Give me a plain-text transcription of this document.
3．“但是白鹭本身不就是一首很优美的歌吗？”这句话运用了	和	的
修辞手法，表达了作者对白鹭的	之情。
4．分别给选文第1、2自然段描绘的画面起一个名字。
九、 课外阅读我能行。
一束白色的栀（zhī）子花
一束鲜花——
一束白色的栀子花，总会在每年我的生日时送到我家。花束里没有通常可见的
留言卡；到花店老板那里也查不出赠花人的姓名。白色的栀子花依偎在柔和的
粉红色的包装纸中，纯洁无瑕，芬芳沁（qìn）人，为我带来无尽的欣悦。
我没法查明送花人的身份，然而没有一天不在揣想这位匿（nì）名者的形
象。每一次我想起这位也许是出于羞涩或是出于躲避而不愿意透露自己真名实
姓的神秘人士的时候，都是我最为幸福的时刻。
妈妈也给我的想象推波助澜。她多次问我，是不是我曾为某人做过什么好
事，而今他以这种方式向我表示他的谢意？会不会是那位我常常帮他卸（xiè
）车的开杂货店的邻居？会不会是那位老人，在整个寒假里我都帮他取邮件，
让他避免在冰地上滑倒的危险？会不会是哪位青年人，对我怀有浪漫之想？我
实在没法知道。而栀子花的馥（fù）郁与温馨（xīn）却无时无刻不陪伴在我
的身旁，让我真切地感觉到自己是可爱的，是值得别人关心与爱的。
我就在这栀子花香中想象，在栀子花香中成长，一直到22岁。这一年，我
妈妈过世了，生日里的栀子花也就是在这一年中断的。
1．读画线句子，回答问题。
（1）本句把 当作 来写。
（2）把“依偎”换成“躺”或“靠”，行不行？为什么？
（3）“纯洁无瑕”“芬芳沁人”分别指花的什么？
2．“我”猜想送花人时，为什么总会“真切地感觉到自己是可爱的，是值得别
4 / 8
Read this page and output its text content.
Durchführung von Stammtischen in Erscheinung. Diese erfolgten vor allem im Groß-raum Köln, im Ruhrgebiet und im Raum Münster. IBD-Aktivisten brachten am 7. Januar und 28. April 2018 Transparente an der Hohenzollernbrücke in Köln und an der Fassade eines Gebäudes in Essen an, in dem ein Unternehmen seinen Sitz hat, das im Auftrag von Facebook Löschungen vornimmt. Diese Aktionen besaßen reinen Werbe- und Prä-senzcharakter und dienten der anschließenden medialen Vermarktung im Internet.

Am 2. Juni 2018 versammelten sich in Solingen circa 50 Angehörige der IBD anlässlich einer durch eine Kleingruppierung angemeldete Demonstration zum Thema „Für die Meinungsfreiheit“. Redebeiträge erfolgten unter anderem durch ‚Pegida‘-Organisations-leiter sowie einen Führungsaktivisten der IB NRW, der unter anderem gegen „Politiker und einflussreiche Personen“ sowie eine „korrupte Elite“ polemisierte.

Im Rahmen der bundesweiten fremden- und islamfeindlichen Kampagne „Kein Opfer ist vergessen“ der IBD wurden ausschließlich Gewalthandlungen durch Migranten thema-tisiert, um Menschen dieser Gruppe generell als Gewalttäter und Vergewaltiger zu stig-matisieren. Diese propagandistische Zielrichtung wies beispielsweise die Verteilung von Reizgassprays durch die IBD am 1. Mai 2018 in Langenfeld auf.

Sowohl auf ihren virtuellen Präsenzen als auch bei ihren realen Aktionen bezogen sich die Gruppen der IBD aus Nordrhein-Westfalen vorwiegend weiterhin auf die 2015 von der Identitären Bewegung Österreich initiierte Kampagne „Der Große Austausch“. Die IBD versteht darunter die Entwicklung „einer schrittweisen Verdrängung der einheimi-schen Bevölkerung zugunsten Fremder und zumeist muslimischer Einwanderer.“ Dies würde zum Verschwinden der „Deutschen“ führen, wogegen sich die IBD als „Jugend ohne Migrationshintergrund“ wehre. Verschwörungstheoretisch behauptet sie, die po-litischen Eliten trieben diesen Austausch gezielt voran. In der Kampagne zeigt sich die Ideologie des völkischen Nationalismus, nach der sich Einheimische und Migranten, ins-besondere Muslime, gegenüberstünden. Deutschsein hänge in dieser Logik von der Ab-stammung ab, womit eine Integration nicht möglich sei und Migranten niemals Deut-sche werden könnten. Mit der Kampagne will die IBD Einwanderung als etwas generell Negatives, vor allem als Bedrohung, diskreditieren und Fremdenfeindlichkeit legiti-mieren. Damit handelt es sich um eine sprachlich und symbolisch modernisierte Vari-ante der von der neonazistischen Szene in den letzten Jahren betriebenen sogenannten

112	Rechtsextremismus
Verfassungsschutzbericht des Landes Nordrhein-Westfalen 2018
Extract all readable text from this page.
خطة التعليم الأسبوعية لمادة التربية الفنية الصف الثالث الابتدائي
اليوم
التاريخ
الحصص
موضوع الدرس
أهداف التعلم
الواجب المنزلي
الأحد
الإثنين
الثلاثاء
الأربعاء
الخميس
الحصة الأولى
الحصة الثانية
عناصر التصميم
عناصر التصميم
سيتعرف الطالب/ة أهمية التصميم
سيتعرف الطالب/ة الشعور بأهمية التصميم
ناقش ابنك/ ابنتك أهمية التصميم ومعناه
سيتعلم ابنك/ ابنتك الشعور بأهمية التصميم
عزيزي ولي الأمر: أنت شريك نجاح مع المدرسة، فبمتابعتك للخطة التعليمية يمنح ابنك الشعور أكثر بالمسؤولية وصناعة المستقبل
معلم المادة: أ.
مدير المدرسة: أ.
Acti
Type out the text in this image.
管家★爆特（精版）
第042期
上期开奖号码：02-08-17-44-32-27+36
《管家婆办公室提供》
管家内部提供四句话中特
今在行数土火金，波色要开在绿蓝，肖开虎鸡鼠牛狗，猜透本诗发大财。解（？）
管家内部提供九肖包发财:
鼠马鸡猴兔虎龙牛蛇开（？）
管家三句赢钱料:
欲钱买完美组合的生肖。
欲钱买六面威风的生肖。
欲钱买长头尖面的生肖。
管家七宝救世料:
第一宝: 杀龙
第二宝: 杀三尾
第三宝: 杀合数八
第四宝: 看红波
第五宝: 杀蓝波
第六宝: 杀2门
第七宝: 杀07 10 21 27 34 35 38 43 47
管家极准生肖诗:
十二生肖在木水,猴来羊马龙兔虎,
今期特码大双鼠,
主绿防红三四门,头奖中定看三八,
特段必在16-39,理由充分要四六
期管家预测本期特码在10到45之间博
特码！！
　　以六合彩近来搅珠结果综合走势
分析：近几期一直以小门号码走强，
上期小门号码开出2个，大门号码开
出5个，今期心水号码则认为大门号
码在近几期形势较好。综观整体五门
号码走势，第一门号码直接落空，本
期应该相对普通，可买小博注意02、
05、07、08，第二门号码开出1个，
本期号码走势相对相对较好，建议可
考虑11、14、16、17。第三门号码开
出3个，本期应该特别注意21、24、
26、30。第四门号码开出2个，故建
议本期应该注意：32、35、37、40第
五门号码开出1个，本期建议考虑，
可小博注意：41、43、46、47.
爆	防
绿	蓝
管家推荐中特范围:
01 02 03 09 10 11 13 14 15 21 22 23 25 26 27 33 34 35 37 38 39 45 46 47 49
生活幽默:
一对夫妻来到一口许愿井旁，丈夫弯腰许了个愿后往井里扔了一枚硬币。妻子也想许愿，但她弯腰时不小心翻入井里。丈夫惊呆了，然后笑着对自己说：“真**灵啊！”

* Aim *
In the records above, tally the lines where the word "التصميم" appears, and give the number and nothing else.

* Response *
6